- [Task item]: In the Rustam Adzhi text below, list every World Championship finish it gives, with the year, weight and place for each.

- [Text passage]:
Rustam Adzhi

Personal information
- Nationality: Ukraine
- Born: 3 March 1973 (age 53) Mariupol, Ukraine
- Height: 1.75 m (5 ft 9 in)
- Weight: 69 kg (152 lb)

Sport
- Sport: Wrestling

= Rustam Adzhi =

Ukrainian wrestler

Rustam Adzhi (Рустам Іванович Аджі; born 3 March 1973) is a Ukrainian wrestler. He competed in the 1996 and 2000 Summer Olympics. Honored Master of Sports of Ukraine, the first world champion in Greco-Roman wrestling of independent Ukraine, coach of the Jordan national team (2016).

Rustam Adzhi had the following finishes at major championships – 1995 World Championship: 68.0 kg. Greco-Roman (1st); 2001 World Championship: 69.0 kg. Greco-Roman (3rd); 1994 World Championship: 68.0 kg. Greco-Roman (8th); 1999 World Championship: 69.0 kg. Greco-Roman (8th); 1998 World Championship: 69.0 kg. Greco-Roman (16th); 1997 European Championship: 69.0 kg. Greco-Roman (3rd); 1994 European Championship: 68.0 kg. Greco-Roman (4th); 1998 European Championship: 69.0 kg. Greco-Roman (4th); 2002 European Championship: 74.0 kg. Greco-Roman (4th); 1996 European Championship: 68.0 kg. Greco-Roman (14th); 2001 European Championship: 76.0 kg. Greco-Roman (19th).

- [Dataset extract]:
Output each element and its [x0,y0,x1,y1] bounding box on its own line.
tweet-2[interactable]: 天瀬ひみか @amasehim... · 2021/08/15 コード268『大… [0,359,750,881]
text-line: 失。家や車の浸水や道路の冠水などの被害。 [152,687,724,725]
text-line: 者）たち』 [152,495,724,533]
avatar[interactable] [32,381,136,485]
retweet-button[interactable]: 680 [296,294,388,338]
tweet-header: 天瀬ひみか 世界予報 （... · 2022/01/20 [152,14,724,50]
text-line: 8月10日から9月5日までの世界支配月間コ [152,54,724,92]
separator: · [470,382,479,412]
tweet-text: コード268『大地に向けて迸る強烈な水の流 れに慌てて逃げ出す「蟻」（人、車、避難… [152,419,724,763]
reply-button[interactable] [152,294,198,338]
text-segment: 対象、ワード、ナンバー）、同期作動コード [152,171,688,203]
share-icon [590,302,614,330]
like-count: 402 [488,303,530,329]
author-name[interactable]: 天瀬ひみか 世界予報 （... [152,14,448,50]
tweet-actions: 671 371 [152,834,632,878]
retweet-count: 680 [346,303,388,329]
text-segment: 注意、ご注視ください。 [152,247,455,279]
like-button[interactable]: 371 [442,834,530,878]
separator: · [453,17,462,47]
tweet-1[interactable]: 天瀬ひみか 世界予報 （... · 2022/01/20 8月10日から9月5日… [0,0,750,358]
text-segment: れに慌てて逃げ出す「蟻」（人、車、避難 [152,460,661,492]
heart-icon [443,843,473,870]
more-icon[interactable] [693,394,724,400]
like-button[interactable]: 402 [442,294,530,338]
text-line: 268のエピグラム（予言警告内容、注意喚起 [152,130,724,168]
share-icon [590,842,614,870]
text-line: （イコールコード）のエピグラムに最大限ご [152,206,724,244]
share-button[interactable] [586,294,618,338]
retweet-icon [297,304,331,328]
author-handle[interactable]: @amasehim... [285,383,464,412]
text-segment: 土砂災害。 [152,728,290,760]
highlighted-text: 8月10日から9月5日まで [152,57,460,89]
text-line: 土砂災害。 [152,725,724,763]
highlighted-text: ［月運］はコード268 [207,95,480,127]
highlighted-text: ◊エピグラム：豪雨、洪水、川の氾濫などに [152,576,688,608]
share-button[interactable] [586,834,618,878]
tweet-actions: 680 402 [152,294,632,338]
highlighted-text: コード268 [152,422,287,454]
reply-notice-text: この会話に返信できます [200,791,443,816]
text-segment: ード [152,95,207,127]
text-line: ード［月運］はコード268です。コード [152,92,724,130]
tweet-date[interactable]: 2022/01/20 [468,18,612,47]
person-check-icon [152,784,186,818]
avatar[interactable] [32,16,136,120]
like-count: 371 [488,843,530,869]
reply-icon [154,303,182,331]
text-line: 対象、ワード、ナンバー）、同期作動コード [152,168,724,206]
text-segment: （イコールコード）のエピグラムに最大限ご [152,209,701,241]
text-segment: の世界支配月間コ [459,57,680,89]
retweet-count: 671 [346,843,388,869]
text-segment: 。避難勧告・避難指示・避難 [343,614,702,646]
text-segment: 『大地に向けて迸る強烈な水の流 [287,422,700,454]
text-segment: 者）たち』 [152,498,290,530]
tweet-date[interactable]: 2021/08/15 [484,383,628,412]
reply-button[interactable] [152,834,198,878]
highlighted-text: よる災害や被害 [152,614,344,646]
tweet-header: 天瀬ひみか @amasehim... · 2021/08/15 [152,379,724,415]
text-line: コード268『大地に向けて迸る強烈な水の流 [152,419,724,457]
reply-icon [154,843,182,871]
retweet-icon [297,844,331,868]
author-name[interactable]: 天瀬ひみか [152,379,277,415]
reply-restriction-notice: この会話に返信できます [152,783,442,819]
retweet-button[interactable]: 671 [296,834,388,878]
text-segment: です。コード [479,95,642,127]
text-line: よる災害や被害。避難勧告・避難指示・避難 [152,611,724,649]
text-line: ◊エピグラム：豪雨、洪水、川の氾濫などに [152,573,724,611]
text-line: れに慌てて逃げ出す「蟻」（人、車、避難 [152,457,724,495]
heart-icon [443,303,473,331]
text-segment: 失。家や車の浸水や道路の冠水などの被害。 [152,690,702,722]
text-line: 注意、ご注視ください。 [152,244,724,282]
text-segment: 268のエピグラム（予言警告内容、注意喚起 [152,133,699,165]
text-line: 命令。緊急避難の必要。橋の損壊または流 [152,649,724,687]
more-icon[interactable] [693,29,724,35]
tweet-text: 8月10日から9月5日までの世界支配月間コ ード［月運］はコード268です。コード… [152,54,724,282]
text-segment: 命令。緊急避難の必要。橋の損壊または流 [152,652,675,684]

- [Response to the exercise]:
- 1995: 68.0 kg Greco-Roman, 1st
- 2001: 69.0 kg Greco-Roman, 3rd
- 1994: 68.0 kg Greco-Roman, 8th
- 1999: 69.0 kg Greco-Roman, 8th
- 1998: 69.0 kg Greco-Roman, 16th